● Recorded data
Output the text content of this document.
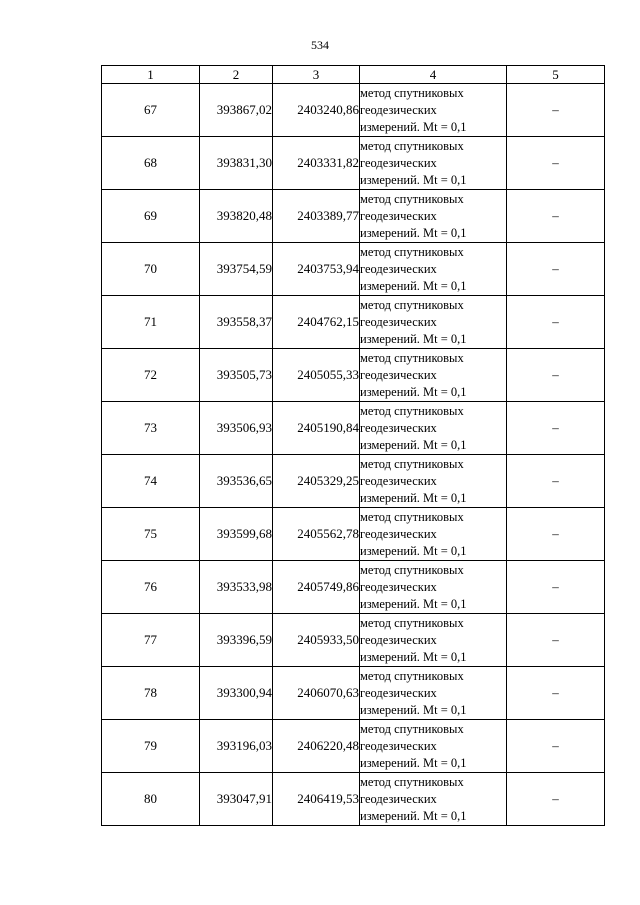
534
1	2	3	4	5
67	393867,02	2403240,86	метод спутниковых
геодезических
измерений. Mt = 0,1	–
68	393831,30	2403331,82	метод спутниковых
геодезических
измерений. Mt = 0,1	–
69	393820,48	2403389,77	метод спутниковых
геодезических
измерений. Mt = 0,1	–
70	393754,59	2403753,94	метод спутниковых
геодезических
измерений. Mt = 0,1	–
71	393558,37	2404762,15	метод спутниковых
геодезических
измерений. Mt = 0,1	–
72	393505,73	2405055,33	метод спутниковых
геодезических
измерений. Mt = 0,1	–
73	393506,93	2405190,84	метод спутниковых
геодезических
измерений. Mt = 0,1	–
74	393536,65	2405329,25	метод спутниковых
геодезических
измерений. Mt = 0,1	–
75	393599,68	2405562,78	метод спутниковых
геодезических
измерений. Mt = 0,1	–
76	393533,98	2405749,86	метод спутниковых
геодезических
измерений. Mt = 0,1	–
77	393396,59	2405933,50	метод спутниковых
геодезических
измерений. Mt = 0,1	–
78	393300,94	2406070,63	метод спутниковых
геодезических
измерений. Mt = 0,1	–
79	393196,03	2406220,48	метод спутниковых
геодезических
измерений. Mt = 0,1	–
80	393047,91	2406419,53	метод спутниковых
геодезических
измерений. Mt = 0,1	–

● Exercise prompt
Without the pictures, restate all the entries above exactly.

● Solution below
Output the text content of this document.
534
1	2	3	4	5
67	393867,02	2403240,86	метод спутниковых
геодезических
измерений. Mt = 0,1	–
68	393831,30	2403331,82	метод спутниковых
геодезических
измерений. Mt = 0,1	–
69	393820,48	2403389,77	метод спутниковых
геодезических
измерений. Mt = 0,1	–
70	393754,59	2403753,94	метод спутниковых
геодезических
измерений. Mt = 0,1	–
71	393558,37	2404762,15	метод спутниковых
геодезических
измерений. Mt = 0,1	–
72	393505,73	2405055,33	метод спутниковых
геодезических
измерений. Mt = 0,1	–
73	393506,93	2405190,84	метод спутниковых
геодезических
измерений. Mt = 0,1	–
74	393536,65	2405329,25	метод спутниковых
геодезических
измерений. Mt = 0,1	–
75	393599,68	2405562,78	метод спутниковых
геодезических
измерений. Mt = 0,1	–
76	393533,98	2405749,86	метод спутниковых
геодезических
измерений. Mt = 0,1	–
77	393396,59	2405933,50	метод спутниковых
геодезических
измерений. Mt = 0,1	–
78	393300,94	2406070,63	метод спутниковых
геодезических
измерений. Mt = 0,1	–
79	393196,03	2406220,48	метод спутниковых
геодезических
измерений. Mt = 0,1	–
80	393047,91	2406419,53	метод спутниковых
геодезических
измерений. Mt = 0,1	–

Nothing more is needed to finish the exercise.